# [What you are asked to do]
Using the listing below, select the lines with the word "structured" and copy them.

Source data:
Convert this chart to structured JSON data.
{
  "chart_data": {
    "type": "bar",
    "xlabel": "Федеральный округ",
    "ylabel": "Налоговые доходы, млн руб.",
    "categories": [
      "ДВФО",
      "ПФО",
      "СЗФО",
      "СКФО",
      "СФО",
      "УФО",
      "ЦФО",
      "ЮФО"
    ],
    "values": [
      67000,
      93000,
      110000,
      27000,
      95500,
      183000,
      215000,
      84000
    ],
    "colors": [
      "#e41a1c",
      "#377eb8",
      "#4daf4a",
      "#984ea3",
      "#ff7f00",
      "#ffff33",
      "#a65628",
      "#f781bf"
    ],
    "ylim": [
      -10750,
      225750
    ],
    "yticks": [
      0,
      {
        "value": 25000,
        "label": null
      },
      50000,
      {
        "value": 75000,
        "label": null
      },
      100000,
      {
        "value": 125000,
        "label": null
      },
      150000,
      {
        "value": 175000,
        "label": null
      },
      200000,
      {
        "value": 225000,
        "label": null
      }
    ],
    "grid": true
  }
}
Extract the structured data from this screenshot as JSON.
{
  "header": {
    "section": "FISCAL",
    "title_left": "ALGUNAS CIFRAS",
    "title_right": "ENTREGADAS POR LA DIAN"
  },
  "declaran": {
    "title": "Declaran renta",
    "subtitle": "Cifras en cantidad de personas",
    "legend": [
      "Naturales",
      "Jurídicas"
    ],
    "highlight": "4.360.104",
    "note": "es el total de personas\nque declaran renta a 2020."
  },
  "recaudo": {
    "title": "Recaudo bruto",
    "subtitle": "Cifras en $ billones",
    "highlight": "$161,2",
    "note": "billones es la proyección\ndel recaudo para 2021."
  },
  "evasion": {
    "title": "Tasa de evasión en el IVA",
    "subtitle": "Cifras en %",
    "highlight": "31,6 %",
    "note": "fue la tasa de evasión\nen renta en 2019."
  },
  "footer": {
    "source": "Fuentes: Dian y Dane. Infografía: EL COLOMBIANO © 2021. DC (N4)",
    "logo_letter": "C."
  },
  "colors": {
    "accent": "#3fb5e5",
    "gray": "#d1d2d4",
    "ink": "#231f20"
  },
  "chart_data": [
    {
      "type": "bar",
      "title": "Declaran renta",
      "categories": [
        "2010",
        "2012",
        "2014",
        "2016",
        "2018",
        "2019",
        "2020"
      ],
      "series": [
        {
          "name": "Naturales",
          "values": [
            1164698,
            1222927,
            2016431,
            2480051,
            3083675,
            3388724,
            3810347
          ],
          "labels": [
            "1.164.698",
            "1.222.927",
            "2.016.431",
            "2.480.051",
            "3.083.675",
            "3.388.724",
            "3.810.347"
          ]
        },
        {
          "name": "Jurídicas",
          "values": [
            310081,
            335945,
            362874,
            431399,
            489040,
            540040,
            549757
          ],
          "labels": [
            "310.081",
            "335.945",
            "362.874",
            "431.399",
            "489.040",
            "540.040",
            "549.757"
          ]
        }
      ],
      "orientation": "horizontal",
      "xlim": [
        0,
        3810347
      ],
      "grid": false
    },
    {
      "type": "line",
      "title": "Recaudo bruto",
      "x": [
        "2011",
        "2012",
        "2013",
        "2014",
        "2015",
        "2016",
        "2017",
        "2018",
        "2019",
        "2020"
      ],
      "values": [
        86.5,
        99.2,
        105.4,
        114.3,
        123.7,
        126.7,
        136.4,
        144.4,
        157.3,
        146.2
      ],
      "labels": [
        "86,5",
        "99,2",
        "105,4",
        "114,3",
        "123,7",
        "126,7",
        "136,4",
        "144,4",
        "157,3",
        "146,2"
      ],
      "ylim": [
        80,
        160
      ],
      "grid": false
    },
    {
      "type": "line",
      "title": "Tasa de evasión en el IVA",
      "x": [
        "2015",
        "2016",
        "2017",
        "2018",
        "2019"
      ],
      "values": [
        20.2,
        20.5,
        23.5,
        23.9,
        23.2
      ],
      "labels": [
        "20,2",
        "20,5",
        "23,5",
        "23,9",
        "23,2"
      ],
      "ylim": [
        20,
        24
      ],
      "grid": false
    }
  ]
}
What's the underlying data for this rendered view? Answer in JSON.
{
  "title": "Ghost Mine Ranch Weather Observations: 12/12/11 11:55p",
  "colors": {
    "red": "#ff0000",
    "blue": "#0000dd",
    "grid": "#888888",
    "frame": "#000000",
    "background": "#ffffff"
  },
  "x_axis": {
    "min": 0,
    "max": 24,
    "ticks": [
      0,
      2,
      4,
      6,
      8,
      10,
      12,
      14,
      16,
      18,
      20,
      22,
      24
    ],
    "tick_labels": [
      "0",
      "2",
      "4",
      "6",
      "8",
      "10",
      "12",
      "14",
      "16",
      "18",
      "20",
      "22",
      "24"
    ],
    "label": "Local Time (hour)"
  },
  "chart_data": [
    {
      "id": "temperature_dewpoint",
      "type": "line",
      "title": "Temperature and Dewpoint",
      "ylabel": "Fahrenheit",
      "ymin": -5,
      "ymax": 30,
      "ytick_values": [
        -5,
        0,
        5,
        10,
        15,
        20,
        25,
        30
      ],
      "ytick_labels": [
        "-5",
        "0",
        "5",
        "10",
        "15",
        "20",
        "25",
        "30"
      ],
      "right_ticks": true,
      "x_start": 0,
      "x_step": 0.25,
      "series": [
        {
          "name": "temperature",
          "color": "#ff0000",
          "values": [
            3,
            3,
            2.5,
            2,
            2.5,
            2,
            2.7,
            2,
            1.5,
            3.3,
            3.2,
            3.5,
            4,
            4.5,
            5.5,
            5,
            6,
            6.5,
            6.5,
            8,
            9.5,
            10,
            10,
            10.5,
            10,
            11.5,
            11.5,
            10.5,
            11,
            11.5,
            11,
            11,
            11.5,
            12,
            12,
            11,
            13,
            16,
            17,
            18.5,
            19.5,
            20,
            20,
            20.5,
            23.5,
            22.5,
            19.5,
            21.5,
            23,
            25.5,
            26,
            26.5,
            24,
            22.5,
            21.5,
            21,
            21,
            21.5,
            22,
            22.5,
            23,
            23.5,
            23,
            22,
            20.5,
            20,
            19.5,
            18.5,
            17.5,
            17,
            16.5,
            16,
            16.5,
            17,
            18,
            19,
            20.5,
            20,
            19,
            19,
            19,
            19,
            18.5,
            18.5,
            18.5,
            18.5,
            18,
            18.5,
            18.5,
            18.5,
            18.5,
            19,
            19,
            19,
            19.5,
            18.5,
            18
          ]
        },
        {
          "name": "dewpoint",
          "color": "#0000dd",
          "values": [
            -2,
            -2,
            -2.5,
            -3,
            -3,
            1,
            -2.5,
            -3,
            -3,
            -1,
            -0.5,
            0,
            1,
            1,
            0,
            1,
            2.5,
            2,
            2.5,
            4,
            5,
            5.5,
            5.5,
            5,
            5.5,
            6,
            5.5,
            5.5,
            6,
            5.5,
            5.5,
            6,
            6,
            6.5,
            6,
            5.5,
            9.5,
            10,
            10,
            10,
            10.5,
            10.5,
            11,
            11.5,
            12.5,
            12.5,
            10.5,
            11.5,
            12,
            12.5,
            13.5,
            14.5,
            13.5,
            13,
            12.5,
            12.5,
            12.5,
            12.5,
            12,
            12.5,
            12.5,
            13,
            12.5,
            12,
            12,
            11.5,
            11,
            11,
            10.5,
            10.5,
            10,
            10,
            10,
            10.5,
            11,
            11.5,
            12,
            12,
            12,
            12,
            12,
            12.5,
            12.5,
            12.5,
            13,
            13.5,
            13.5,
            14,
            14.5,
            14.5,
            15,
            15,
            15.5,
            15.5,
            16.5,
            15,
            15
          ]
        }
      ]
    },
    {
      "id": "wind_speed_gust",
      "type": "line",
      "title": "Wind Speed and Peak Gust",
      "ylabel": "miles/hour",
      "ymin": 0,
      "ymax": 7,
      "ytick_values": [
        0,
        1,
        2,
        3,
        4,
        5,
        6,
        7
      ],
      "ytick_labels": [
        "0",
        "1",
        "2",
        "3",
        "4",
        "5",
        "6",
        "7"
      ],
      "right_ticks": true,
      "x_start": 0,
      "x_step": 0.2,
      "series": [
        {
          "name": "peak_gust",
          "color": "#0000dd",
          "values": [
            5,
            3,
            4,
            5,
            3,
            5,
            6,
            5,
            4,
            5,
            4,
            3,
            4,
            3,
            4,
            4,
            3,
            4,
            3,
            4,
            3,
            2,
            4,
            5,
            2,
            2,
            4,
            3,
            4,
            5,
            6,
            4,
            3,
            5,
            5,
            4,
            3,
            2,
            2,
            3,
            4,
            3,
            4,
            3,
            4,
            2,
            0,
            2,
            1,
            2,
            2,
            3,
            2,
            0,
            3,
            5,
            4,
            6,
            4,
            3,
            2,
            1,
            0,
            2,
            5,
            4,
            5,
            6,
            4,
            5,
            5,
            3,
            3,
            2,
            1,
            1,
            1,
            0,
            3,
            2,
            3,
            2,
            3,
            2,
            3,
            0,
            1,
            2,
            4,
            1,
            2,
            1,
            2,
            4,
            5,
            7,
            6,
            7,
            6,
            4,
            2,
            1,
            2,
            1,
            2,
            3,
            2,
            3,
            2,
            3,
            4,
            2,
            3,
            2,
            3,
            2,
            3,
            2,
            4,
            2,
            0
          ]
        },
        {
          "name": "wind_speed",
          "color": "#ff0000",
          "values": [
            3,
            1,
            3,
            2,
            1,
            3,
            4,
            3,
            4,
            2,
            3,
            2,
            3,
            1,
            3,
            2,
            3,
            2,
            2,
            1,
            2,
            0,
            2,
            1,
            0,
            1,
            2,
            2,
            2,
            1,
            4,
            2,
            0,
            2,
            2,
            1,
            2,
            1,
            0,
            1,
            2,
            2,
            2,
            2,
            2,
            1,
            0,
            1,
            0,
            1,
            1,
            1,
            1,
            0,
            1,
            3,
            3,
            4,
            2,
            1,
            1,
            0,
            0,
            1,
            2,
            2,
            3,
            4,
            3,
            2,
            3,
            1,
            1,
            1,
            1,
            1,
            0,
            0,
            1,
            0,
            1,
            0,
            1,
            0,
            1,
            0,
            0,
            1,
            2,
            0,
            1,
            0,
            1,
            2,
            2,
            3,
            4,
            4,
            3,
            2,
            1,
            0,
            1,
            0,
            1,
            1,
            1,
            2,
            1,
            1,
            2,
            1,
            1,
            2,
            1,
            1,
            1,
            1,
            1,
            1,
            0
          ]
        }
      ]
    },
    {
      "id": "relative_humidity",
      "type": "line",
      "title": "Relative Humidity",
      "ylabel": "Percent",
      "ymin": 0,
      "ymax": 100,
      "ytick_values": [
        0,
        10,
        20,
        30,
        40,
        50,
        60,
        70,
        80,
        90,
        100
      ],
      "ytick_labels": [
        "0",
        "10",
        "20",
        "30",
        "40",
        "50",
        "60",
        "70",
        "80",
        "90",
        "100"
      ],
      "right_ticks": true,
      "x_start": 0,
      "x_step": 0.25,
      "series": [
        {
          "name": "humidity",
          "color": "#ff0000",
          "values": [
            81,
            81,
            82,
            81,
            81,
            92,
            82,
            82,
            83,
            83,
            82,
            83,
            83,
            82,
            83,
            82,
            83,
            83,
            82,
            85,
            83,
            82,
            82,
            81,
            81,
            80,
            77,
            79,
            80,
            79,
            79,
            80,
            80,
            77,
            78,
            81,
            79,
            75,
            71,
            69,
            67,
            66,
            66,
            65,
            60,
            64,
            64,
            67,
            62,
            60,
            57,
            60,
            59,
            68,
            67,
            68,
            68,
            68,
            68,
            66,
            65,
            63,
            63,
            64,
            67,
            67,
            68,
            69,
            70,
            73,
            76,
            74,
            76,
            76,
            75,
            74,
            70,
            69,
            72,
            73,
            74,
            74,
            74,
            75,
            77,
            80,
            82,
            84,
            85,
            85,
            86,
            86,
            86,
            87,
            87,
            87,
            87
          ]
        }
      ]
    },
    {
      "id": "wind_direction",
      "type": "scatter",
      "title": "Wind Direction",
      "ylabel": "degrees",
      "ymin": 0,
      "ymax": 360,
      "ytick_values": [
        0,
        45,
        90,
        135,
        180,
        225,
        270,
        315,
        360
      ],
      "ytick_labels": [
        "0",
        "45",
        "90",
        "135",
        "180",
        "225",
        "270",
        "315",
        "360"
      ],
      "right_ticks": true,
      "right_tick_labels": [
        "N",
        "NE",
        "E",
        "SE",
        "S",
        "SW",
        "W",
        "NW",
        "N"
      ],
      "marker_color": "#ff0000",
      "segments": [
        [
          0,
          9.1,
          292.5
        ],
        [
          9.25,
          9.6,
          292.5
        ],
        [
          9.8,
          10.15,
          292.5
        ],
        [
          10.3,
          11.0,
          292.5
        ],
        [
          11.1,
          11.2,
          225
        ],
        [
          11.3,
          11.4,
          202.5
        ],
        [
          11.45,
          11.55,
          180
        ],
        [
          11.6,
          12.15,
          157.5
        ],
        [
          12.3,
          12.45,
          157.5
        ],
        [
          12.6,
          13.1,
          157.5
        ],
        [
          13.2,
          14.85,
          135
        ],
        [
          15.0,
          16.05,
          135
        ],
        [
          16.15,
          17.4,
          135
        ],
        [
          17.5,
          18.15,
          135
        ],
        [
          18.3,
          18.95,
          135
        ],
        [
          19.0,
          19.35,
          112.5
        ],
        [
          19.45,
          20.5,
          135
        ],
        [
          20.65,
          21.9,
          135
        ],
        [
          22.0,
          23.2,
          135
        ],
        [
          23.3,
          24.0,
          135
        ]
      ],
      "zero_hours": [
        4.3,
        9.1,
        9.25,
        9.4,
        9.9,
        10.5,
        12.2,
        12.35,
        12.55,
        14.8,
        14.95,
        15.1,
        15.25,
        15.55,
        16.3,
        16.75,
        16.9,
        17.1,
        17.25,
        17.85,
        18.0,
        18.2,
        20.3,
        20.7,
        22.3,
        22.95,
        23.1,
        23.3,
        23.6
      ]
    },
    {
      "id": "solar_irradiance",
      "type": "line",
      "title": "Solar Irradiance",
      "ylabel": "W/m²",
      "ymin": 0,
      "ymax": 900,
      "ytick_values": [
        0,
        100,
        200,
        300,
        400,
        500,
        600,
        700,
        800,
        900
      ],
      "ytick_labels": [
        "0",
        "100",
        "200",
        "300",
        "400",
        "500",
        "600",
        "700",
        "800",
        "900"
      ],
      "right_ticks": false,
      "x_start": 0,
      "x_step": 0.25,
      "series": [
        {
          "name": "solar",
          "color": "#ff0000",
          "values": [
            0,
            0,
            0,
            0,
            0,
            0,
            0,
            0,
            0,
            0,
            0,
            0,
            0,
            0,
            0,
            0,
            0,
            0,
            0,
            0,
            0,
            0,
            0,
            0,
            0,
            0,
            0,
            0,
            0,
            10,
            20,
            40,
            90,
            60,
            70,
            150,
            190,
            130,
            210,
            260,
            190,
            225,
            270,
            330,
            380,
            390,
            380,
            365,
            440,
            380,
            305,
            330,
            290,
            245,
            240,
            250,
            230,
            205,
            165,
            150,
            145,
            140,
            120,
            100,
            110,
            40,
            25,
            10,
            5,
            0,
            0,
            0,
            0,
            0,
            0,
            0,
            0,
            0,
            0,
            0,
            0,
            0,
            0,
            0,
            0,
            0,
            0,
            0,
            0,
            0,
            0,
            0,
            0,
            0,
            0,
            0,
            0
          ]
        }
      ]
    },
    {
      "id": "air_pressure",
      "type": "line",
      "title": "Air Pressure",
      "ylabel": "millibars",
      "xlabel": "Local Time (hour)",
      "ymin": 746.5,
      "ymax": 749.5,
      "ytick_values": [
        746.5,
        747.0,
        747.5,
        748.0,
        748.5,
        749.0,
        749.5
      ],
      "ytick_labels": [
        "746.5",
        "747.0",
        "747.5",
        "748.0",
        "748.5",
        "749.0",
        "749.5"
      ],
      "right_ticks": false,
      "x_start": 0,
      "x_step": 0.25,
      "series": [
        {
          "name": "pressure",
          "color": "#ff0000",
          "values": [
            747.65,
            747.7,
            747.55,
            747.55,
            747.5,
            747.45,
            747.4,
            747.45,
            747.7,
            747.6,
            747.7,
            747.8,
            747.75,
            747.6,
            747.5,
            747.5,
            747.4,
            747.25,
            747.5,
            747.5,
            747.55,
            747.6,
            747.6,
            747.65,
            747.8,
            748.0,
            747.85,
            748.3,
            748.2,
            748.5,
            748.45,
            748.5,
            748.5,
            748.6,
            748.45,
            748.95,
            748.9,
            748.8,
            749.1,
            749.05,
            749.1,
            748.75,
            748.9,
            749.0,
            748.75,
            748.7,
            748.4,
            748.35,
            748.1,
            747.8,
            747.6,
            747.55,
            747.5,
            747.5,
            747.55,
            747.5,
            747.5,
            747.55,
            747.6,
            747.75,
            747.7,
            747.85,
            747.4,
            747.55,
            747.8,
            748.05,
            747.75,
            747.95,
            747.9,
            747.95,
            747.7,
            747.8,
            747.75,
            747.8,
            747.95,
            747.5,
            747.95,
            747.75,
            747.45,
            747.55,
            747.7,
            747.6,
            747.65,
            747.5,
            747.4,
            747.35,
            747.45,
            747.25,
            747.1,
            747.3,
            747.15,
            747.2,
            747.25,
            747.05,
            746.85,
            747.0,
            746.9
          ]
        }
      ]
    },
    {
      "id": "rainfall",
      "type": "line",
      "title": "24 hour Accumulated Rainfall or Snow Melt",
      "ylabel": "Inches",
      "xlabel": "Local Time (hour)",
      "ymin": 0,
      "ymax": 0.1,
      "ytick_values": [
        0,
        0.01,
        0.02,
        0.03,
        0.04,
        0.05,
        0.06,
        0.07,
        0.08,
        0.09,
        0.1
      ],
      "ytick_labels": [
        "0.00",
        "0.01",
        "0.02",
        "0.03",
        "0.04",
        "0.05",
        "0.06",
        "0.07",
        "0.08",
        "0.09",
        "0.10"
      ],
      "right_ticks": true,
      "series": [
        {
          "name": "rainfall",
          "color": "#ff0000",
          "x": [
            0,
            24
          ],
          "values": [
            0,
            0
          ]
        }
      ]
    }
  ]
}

# [Finished exercise]
Convert this chart to structured JSON data.
Extract the structured data from this screenshot as JSON.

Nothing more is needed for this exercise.